[Records that describe figures]
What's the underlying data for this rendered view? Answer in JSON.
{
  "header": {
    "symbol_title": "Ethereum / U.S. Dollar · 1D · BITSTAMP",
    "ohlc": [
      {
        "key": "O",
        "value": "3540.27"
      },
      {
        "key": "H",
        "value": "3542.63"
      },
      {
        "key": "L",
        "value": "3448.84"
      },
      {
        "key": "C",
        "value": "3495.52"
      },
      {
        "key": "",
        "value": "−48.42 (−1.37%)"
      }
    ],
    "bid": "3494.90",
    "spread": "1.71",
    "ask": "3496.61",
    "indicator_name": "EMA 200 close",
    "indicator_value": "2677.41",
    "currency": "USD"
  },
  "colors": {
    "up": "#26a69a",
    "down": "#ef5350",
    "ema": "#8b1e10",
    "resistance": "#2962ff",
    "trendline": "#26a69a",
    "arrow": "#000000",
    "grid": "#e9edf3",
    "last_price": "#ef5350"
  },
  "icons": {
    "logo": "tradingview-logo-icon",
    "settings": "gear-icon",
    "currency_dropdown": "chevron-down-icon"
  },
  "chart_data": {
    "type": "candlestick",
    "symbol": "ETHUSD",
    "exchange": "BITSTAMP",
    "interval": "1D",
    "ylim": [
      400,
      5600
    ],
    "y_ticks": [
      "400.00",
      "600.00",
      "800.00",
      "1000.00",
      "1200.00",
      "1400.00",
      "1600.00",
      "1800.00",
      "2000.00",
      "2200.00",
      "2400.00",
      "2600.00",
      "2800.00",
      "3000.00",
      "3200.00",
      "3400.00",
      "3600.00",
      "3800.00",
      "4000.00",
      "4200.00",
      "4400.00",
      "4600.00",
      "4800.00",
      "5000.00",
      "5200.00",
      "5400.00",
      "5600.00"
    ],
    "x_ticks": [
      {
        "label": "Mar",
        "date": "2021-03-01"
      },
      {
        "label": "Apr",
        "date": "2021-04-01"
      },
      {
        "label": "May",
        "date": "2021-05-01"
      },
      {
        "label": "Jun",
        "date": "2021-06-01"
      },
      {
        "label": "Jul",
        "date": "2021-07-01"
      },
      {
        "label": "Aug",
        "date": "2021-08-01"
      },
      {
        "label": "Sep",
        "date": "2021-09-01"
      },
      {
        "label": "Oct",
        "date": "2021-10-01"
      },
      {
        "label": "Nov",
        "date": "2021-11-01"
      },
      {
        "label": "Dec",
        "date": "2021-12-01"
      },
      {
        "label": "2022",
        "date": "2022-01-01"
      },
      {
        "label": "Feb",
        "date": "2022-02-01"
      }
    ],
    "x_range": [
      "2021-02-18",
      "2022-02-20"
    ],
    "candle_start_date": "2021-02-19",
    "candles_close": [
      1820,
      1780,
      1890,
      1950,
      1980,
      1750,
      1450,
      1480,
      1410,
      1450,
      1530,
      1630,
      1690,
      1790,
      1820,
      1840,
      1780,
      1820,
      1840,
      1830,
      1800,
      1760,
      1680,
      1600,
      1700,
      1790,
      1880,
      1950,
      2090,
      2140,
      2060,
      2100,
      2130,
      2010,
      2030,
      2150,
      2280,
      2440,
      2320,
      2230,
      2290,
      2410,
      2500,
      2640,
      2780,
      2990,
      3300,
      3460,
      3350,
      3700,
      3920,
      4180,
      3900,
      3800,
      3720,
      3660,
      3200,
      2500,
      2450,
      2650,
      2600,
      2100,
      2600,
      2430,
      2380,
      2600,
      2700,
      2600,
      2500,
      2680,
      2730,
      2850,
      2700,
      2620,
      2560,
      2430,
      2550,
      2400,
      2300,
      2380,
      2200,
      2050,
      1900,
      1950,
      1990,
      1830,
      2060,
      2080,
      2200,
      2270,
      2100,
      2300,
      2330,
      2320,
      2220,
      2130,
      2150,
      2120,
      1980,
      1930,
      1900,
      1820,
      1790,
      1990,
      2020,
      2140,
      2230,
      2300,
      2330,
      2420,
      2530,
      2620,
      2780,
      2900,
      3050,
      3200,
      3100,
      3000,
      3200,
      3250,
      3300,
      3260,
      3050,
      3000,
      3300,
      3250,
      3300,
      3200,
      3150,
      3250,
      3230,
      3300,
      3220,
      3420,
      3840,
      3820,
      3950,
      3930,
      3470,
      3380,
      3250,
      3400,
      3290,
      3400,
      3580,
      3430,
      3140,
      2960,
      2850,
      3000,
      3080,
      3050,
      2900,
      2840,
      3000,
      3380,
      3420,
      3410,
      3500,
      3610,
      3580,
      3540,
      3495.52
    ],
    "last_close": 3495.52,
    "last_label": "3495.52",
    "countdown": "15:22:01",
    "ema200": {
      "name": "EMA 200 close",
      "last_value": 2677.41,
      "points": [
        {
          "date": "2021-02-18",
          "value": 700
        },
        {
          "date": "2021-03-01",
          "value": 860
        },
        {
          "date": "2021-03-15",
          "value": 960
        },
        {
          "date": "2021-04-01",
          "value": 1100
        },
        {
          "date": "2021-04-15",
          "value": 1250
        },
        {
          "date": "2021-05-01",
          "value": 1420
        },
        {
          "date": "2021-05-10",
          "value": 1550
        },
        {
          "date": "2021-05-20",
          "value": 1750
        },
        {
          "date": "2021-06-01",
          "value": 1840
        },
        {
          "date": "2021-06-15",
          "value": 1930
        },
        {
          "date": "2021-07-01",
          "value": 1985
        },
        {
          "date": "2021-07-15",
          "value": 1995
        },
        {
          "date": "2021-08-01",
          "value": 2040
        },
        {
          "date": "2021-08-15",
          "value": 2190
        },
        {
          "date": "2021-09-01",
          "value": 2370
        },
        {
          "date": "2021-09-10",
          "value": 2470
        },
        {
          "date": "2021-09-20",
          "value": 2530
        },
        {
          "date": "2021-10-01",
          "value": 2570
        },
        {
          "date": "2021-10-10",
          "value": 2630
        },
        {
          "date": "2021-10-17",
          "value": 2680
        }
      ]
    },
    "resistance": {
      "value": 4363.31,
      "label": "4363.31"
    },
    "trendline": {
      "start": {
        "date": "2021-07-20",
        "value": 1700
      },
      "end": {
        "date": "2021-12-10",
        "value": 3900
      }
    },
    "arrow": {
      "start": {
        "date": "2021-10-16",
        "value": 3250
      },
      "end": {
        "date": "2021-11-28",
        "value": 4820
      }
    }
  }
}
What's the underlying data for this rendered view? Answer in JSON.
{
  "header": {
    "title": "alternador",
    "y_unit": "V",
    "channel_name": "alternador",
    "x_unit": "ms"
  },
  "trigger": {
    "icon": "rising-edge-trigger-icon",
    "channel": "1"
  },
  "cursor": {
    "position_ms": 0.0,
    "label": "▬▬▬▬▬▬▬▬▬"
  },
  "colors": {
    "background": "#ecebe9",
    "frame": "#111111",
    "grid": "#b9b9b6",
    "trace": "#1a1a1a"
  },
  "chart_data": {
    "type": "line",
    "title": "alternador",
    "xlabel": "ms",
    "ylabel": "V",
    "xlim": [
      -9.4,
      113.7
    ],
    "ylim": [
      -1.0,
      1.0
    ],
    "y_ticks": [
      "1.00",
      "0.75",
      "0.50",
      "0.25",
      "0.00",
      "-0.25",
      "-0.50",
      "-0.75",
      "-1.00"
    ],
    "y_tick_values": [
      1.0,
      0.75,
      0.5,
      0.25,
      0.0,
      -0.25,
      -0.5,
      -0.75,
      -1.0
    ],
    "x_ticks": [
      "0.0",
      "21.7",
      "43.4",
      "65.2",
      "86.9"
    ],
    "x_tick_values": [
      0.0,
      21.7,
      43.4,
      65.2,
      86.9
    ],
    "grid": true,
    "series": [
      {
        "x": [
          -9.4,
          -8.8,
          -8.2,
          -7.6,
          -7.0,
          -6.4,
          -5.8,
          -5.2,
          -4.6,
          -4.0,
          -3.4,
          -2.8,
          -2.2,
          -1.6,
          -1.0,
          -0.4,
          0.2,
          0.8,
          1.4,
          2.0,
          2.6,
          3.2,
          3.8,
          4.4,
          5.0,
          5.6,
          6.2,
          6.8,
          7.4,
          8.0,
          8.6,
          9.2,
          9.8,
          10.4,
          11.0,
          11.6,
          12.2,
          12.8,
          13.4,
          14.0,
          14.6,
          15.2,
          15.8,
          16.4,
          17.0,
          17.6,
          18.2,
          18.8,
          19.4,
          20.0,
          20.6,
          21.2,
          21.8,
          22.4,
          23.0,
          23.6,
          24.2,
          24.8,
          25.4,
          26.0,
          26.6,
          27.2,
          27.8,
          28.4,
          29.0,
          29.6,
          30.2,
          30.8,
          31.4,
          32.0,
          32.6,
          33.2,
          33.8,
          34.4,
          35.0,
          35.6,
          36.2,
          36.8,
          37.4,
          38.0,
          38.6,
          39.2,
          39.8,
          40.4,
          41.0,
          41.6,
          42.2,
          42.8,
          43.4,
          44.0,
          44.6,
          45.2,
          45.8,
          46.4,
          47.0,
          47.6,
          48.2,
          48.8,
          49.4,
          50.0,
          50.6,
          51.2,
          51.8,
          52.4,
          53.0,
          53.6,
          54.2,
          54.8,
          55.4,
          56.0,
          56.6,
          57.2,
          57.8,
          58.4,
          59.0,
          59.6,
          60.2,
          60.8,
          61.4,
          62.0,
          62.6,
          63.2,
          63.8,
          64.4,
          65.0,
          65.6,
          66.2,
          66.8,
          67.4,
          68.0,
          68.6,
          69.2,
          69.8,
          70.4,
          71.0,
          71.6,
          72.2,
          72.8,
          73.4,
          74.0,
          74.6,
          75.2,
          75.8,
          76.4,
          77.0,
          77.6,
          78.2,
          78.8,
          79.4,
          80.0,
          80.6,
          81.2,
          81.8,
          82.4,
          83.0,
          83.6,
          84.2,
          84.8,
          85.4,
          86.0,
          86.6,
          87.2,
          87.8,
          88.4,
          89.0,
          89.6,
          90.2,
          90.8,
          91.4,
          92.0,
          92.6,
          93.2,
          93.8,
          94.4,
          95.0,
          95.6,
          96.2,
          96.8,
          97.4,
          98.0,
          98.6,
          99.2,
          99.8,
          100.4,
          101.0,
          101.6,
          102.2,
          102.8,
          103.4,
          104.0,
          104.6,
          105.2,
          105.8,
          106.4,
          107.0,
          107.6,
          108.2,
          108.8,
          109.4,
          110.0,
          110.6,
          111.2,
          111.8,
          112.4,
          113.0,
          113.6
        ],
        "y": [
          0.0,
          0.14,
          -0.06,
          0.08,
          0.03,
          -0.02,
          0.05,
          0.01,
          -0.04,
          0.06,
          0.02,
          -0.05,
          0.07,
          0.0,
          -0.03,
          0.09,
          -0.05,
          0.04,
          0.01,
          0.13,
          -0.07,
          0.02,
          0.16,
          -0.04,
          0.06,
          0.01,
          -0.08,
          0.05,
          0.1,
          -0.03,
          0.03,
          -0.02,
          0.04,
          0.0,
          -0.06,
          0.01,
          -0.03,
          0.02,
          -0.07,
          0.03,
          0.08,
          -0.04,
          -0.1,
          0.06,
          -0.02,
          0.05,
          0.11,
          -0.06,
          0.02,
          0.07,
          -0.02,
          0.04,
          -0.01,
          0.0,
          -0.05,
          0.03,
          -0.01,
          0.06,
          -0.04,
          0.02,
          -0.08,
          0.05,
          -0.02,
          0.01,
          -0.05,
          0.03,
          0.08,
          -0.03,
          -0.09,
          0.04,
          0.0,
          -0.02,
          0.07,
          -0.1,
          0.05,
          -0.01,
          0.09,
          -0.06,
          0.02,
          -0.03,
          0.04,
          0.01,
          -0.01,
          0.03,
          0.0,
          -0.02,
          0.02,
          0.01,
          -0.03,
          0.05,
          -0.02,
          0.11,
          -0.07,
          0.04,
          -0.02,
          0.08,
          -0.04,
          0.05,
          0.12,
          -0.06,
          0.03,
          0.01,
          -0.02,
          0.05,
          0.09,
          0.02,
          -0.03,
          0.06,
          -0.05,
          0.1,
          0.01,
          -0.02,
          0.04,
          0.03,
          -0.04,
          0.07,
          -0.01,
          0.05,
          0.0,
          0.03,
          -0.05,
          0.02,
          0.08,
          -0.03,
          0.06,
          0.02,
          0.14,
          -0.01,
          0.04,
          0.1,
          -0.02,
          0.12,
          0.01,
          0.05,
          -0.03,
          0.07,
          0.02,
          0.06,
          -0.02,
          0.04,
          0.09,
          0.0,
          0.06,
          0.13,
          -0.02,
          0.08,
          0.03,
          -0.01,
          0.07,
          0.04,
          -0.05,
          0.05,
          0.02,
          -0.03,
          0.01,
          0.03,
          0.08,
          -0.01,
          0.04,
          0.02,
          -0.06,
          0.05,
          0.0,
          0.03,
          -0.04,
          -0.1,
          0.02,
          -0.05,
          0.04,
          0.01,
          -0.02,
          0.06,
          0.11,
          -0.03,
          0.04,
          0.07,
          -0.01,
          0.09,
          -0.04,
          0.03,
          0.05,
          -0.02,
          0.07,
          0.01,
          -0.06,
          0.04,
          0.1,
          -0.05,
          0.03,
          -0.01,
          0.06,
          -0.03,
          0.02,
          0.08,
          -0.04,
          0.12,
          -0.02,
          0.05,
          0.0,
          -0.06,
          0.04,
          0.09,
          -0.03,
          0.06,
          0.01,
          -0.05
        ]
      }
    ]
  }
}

What the task requires: Collect, from the material above, every line containing the word "BITSTAMP".

The reply:
    "symbol_title": "Ethereum / U.S. Dollar · 1D · BITSTAMP",
    "exchange": "BITSTAMP",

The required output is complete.